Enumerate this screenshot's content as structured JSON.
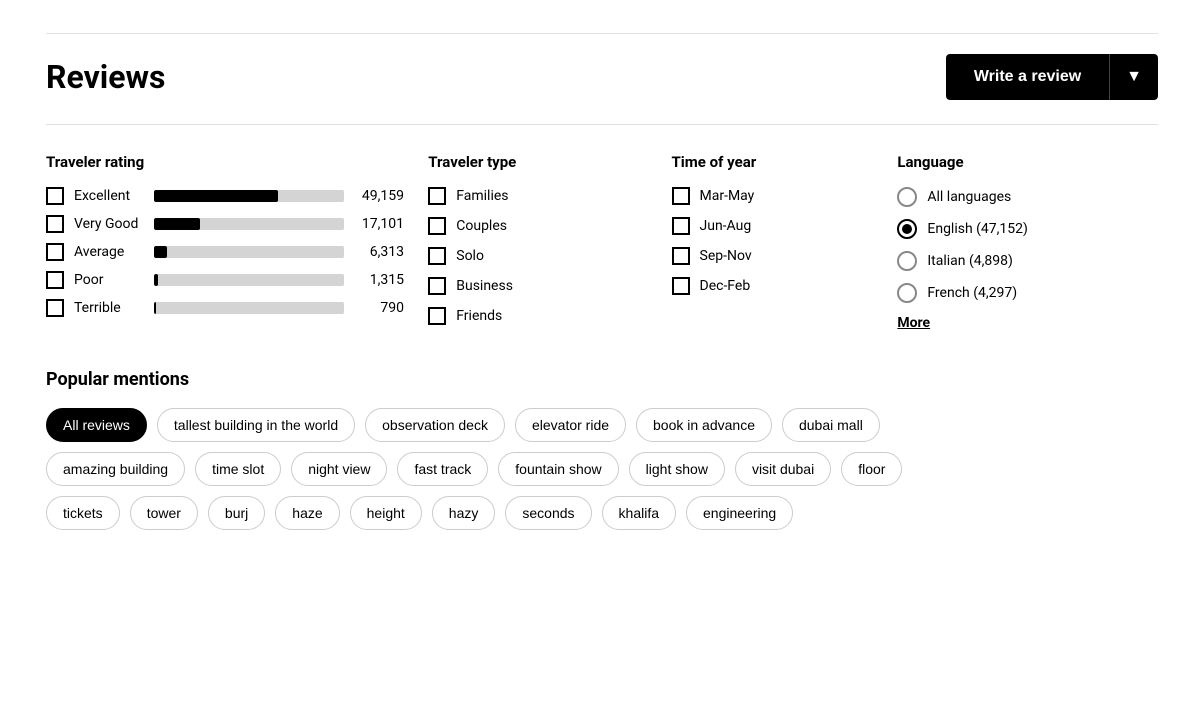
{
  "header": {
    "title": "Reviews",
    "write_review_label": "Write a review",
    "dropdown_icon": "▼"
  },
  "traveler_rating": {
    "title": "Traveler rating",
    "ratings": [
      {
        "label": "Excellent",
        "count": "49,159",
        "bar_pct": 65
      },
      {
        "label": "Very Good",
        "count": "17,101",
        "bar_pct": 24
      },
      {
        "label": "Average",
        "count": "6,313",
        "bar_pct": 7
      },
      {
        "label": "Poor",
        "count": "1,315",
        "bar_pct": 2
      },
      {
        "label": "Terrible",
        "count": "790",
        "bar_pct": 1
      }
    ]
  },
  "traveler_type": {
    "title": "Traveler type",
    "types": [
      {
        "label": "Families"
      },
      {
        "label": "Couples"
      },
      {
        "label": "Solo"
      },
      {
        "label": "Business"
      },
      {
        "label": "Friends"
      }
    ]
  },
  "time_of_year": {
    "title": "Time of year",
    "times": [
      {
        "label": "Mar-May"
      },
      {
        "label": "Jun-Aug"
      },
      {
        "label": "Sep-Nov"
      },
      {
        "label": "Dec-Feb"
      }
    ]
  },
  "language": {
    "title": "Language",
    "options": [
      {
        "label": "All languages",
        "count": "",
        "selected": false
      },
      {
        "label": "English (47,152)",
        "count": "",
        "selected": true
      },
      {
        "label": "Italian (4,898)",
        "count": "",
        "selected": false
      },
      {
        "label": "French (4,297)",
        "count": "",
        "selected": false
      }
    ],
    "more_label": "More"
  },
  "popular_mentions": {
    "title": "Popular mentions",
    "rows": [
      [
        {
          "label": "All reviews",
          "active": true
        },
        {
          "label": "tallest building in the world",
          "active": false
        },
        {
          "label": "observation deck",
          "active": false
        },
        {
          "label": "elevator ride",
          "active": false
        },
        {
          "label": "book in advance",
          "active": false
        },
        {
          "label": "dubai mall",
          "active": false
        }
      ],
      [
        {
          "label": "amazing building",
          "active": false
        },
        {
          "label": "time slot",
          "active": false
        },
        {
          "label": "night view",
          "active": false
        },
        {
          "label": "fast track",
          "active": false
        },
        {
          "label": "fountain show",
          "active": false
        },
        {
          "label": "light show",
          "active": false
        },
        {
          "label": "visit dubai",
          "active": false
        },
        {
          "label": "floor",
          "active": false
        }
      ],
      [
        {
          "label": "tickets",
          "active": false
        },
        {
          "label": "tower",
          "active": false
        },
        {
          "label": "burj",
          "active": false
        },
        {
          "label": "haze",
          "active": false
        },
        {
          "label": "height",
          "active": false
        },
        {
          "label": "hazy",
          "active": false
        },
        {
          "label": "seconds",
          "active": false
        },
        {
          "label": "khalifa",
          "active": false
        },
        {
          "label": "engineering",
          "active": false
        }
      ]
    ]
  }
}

##############################

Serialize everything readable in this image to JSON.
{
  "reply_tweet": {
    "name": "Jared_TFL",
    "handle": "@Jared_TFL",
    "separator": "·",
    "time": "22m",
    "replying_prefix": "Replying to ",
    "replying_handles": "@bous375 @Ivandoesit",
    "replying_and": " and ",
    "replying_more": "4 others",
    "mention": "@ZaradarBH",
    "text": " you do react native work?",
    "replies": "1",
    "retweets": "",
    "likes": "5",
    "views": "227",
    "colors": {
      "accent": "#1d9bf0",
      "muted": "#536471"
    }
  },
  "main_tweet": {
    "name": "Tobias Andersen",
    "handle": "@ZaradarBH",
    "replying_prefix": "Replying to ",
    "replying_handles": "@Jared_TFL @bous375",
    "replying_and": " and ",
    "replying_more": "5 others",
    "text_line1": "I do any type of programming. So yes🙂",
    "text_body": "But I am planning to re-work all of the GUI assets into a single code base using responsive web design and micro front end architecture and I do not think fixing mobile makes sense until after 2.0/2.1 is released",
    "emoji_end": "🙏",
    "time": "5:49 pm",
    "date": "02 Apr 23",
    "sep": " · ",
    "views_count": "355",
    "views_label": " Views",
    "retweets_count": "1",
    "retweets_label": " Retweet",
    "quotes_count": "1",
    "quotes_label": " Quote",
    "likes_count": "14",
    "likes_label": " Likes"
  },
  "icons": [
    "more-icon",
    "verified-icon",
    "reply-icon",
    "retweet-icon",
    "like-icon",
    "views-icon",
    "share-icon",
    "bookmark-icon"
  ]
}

##############################

» **Set task**:
Review the material and copy each line in which the word "building" appears.

» **Written response**:
          "label": "tallest building in the world",
          "label": "amazing building",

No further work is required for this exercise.